**STATED TASK**.
Please give the listing again in its entirety, exactly as written.

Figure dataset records

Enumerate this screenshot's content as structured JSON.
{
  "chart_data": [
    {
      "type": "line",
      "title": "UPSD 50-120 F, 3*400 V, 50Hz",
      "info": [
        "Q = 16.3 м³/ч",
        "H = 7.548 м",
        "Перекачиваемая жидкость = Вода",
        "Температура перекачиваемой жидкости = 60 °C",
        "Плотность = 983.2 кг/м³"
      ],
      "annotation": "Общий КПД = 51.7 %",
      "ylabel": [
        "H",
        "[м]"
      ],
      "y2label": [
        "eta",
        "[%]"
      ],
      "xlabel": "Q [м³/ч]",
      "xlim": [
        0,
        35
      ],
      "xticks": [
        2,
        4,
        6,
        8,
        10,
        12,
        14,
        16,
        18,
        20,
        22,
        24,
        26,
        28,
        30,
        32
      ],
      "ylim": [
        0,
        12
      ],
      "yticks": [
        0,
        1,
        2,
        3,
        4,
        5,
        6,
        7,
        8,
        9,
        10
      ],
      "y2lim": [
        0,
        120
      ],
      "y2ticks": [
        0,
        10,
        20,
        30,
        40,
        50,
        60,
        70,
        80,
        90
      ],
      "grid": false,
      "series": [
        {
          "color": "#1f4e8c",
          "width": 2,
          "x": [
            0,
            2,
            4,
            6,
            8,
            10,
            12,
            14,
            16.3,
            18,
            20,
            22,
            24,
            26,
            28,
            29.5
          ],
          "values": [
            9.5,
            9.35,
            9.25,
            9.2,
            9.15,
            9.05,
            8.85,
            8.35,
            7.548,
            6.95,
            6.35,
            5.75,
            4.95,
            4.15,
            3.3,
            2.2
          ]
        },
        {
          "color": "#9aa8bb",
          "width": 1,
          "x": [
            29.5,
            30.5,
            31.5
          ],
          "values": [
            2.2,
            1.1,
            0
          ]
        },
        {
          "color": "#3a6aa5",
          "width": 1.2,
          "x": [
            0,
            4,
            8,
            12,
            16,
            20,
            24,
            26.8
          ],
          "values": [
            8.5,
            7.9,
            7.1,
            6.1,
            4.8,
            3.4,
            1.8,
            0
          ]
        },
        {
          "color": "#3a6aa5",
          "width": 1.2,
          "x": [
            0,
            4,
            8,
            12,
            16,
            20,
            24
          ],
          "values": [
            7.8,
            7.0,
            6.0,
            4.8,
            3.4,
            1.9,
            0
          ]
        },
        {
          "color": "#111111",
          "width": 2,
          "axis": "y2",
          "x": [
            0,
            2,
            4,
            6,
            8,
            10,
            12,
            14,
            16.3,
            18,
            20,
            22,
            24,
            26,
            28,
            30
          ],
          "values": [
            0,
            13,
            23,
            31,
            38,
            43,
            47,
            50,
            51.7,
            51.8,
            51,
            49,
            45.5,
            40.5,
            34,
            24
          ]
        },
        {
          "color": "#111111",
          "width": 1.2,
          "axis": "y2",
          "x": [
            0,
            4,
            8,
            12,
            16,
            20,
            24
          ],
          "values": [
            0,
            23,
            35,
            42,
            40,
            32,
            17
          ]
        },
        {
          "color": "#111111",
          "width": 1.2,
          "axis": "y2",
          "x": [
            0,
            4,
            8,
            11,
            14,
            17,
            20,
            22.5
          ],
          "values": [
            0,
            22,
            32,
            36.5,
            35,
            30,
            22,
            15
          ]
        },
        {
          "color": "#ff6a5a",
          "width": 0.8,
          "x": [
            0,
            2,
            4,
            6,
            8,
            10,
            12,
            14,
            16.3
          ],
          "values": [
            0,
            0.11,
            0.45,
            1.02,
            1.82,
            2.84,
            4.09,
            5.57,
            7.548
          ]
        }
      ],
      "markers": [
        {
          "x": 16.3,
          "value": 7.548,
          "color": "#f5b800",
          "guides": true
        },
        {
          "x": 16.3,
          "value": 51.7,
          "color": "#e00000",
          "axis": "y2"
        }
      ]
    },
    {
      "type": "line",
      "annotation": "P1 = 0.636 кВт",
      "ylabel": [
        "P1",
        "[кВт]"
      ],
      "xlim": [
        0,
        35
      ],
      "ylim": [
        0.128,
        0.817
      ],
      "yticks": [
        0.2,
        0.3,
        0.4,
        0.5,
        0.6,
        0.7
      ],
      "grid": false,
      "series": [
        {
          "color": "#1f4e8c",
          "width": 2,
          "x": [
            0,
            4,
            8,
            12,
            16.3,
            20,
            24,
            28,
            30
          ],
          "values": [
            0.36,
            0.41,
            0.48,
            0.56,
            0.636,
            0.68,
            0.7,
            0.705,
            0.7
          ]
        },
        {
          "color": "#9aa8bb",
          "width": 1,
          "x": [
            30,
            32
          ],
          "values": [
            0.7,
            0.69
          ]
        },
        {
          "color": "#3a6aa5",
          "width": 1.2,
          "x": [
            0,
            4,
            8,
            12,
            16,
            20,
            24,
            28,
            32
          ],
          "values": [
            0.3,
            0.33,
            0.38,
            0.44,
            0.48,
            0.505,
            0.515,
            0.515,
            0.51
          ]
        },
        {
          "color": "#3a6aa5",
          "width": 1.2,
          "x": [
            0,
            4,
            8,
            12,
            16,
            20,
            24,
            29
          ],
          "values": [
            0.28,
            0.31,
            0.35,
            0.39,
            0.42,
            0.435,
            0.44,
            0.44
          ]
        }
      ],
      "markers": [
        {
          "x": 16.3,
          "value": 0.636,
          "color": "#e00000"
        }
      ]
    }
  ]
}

**OUTPUT OF THE TASK**.
Enumerate this screenshot's content as structured JSON.
{
  "chart_data": [
    {
      "type": "line",
      "title": "UPSD 50-120 F, 3*400 V, 50Hz",
      "info": [
        "Q = 16.3 м³/ч",
        "H = 7.548 м",
        "Перекачиваемая жидкость = Вода",
        "Температура перекачиваемой жидкости = 60 °C",
        "Плотность = 983.2 кг/м³"
      ],
      "annotation": "Общий КПД = 51.7 %",
      "ylabel": [
        "H",
        "[м]"
      ],
      "y2label": [
        "eta",
        "[%]"
      ],
      "xlabel": "Q [м³/ч]",
      "xlim": [
        0,
        35
      ],
      "xticks": [
        2,
        4,
        6,
        8,
        10,
        12,
        14,
        16,
        18,
        20,
        22,
        24,
        26,
        28,
        30,
        32
      ],
      "ylim": [
        0,
        12
      ],
      "yticks": [
        0,
        1,
        2,
        3,
        4,
        5,
        6,
        7,
        8,
        9,
        10
      ],
      "y2lim": [
        0,
        120
      ],
      "y2ticks": [
        0,
        10,
        20,
        30,
        40,
        50,
        60,
        70,
        80,
        90
      ],
      "grid": false,
      "series": [
        {
          "color": "#1f4e8c",
          "width": 2,
          "x": [
            0,
            2,
            4,
            6,
            8,
            10,
            12,
            14,
            16.3,
            18,
            20,
            22,
            24,
            26,
            28,
            29.5
          ],
          "values": [
            9.5,
            9.35,
            9.25,
            9.2,
            9.15,
            9.05,
            8.85,
            8.35,
            7.548,
            6.95,
            6.35,
            5.75,
            4.95,
            4.15,
            3.3,
            2.2
          ]
        },
        {
          "color": "#9aa8bb",
          "width": 1,
          "x": [
            29.5,
            30.5,
            31.5
          ],
          "values": [
            2.2,
            1.1,
            0
          ]
        },
        {
          "color": "#3a6aa5",
          "width": 1.2,
          "x": [
            0,
            4,
            8,
            12,
            16,
            20,
            24,
            26.8
          ],
          "values": [
            8.5,
            7.9,
            7.1,
            6.1,
            4.8,
            3.4,
            1.8,
            0
          ]
        },
        {
          "color": "#3a6aa5",
          "width": 1.2,
          "x": [
            0,
            4,
            8,
            12,
            16,
            20,
            24
          ],
          "values": [
            7.8,
            7.0,
            6.0,
            4.8,
            3.4,
            1.9,
            0
          ]
        },
        {
          "color": "#111111",
          "width": 2,
          "axis": "y2",
          "x": [
            0,
            2,
            4,
            6,
            8,
            10,
            12,
            14,
            16.3,
            18,
            20,
            22,
            24,
            26,
            28,
            30
          ],
          "values": [
            0,
            13,
            23,
            31,
            38,
            43,
            47,
            50,
            51.7,
            51.8,
            51,
            49,
            45.5,
            40.5,
            34,
            24
          ]
        },
        {
          "color": "#111111",
          "width": 1.2,
          "axis": "y2",
          "x": [
            0,
            4,
            8,
            12,
            16,
            20,
            24
          ],
          "values": [
            0,
            23,
            35,
            42,
            40,
            32,
            17
          ]
        },
        {
          "color": "#111111",
          "width": 1.2,
          "axis": "y2",
          "x": [
            0,
            4,
            8,
            11,
            14,
            17,
            20,
            22.5
          ],
          "values": [
            0,
            22,
            32,
            36.5,
            35,
            30,
            22,
            15
          ]
        },
        {
          "color": "#ff6a5a",
          "width": 0.8,
          "x": [
            0,
            2,
            4,
            6,
            8,
            10,
            12,
            14,
            16.3
          ],
          "values": [
            0,
            0.11,
            0.45,
            1.02,
            1.82,
            2.84,
            4.09,
            5.57,
            7.548
          ]
        }
      ],
      "markers": [
        {
          "x": 16.3,
          "value": 7.548,
          "color": "#f5b800",
          "guides": true
        },
        {
          "x": 16.3,
          "value": 51.7,
          "color": "#e00000",
          "axis": "y2"
        }
      ]
    },
    {
      "type": "line",
      "annotation": "P1 = 0.636 кВт",
      "ylabel": [
        "P1",
        "[кВт]"
      ],
      "xlim": [
        0,
        35
      ],
      "ylim": [
        0.128,
        0.817
      ],
      "yticks": [
        0.2,
        0.3,
        0.4,
        0.5,
        0.6,
        0.7
      ],
      "grid": false,
      "series": [
        {
          "color": "#1f4e8c",
          "width": 2,
          "x": [
            0,
            4,
            8,
            12,
            16.3,
            20,
            24,
            28,
            30
          ],
          "values": [
            0.36,
            0.41,
            0.48,
            0.56,
            0.636,
            0.68,
            0.7,
            0.705,
            0.7
          ]
        },
        {
          "color": "#9aa8bb",
          "width": 1,
          "x": [
            30,
            32
          ],
          "values": [
            0.7,
            0.69
          ]
        },
        {
          "color": "#3a6aa5",
          "width": 1.2,
          "x": [
            0,
            4,
            8,
            12,
            16,
            20,
            24,
            28,
            32
          ],
          "values": [
            0.3,
            0.33,
            0.38,
            0.44,
            0.48,
            0.505,
            0.515,
            0.515,
            0.51
          ]
        },
        {
          "color": "#3a6aa5",
          "width": 1.2,
          "x": [
            0,
            4,
            8,
            12,
            16,
            20,
            24,
            29
          ],
          "values": [
            0.28,
            0.31,
            0.35,
            0.39,
            0.42,
            0.435,
            0.44,
            0.44
          ]
        }
      ],
      "markers": [
        {
          "x": 16.3,
          "value": 0.636,
          "color": "#e00000"
        }
      ]
    }
  ]
}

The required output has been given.